* Begin *

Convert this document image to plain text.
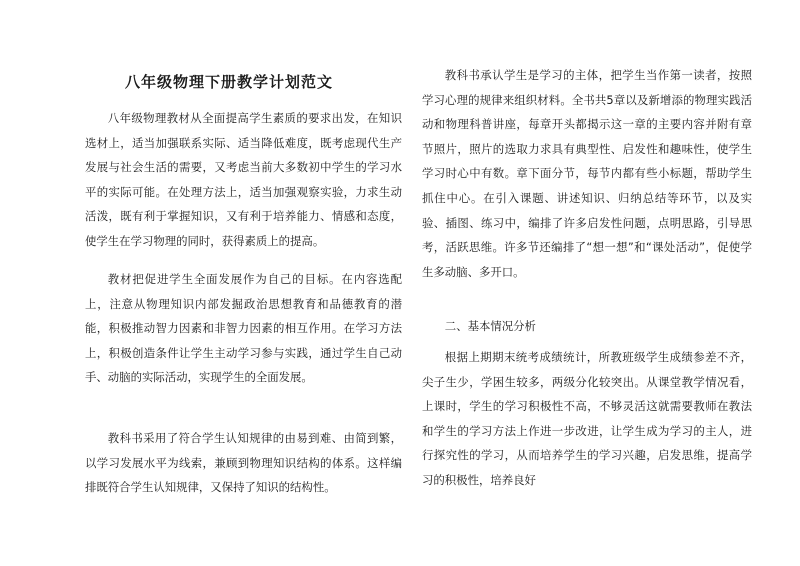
八年级物理下册教学计划范文

八年级物理教材从全面提高学生素质的要求出发，在知识选材上，适当加强联系实际、适当降低难度，既考虑现代生产发展与社会生活的需要，又考虑当前大多数初中学生的学习水平的实际可能。在处理方法上，适当加强观察实验，力求生动活泼，既有利于掌握知识，又有利于培养能力、情感和态度，使学生在学习物理的同时，获得素质上的提高。

教材把促进学生全面发展作为自己的目标。在内容选配上，注意从物理知识内部发掘政治思想教育和品德教育的潜能，积极推动智力因素和非智力因素的相互作用。在学习方法上，积极创造条件让学生主动学习参与实践，通过学生自己动手、动脑的实际活动，实现学生的全面发展。

教科书采用了符合学生认知规律的由易到难、由简到繁，以学习发展水平为线索，兼顾到物理知识结构的体系。这样编排既符合学生认知规律，又保持了知识的结构性。

教科书承认学生是学习的主体，把学生当作第一读者，按照学习心理的规律来组织材料。全书共5章以及新增添的物理实践活动和物理科普讲座，每章开头都揭示这一章的主要内容并附有章节照片，照片的选取力求具有典型性、启发性和趣味性，使学生学习时心中有数。章下面分节，每节内都有些小标题，帮助学生抓住中心。在引入课题、讲述知识、归纳总结等环节，以及实验、插图、练习中，编排了许多启发性问题，点明思路，引导思考，活跃思维。许多节还编排了“想一想”和“课处活动”，促使学生多动脑、多开口。

二、基本情况分析

根据上期期末统考成绩统计，所教班级学生成绩参差不齐，尖子生少，学困生较多，两级分化较突出。从课堂教学情况看，上课时，学生的学习积极性不高，不够灵活这就需要教师在教法和学生的学习方法上作进一步改进，让学生成为学习的主人，进行探究性的学习，从而培养学生的学习兴趣，启发思维，提高学习的积极性，培养良好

* End *

**Description of the task:** All the records above need to be given again word for word. Skip the pictures.

**Answer:**
Convert this document image to plain text.
八年级物理下册教学计划范文

八年级物理教材从全面提高学生素质的要求出发，在知识选材上，适当加强联系实际、适当降低难度，既考虑现代生产发展与社会生活的需要，又考虑当前大多数初中学生的学习水平的实际可能。在处理方法上，适当加强观察实验，力求生动活泼，既有利于掌握知识，又有利于培养能力、情感和态度，使学生在学习物理的同时，获得素质上的提高。

教材把促进学生全面发展作为自己的目标。在内容选配上，注意从物理知识内部发掘政治思想教育和品德教育的潜能，积极推动智力因素和非智力因素的相互作用。在学习方法上，积极创造条件让学生主动学习参与实践，通过学生自己动手、动脑的实际活动，实现学生的全面发展。

教科书采用了符合学生认知规律的由易到难、由简到繁，以学习发展水平为线索，兼顾到物理知识结构的体系。这样编排既符合学生认知规律，又保持了知识的结构性。

教科书承认学生是学习的主体，把学生当作第一读者，按照学习心理的规律来组织材料。全书共5章以及新增添的物理实践活动和物理科普讲座，每章开头都揭示这一章的主要内容并附有章节照片，照片的选取力求具有典型性、启发性和趣味性，使学生学习时心中有数。章下面分节，每节内都有些小标题，帮助学生抓住中心。在引入课题、讲述知识、归纳总结等环节，以及实验、插图、练习中，编排了许多启发性问题，点明思路，引导思考，活跃思维。许多节还编排了“想一想”和“课处活动”，促使学生多动脑、多开口。

二、基本情况分析

根据上期期末统考成绩统计，所教班级学生成绩参差不齐，尖子生少，学困生较多，两级分化较突出。从课堂教学情况看，上课时，学生的学习积极性不高，不够灵活这就需要教师在教法和学生的学习方法上作进一步改进，让学生成为学习的主人，进行探究性的学习，从而培养学生的学习兴趣，启发思维，提高学习的积极性，培养良好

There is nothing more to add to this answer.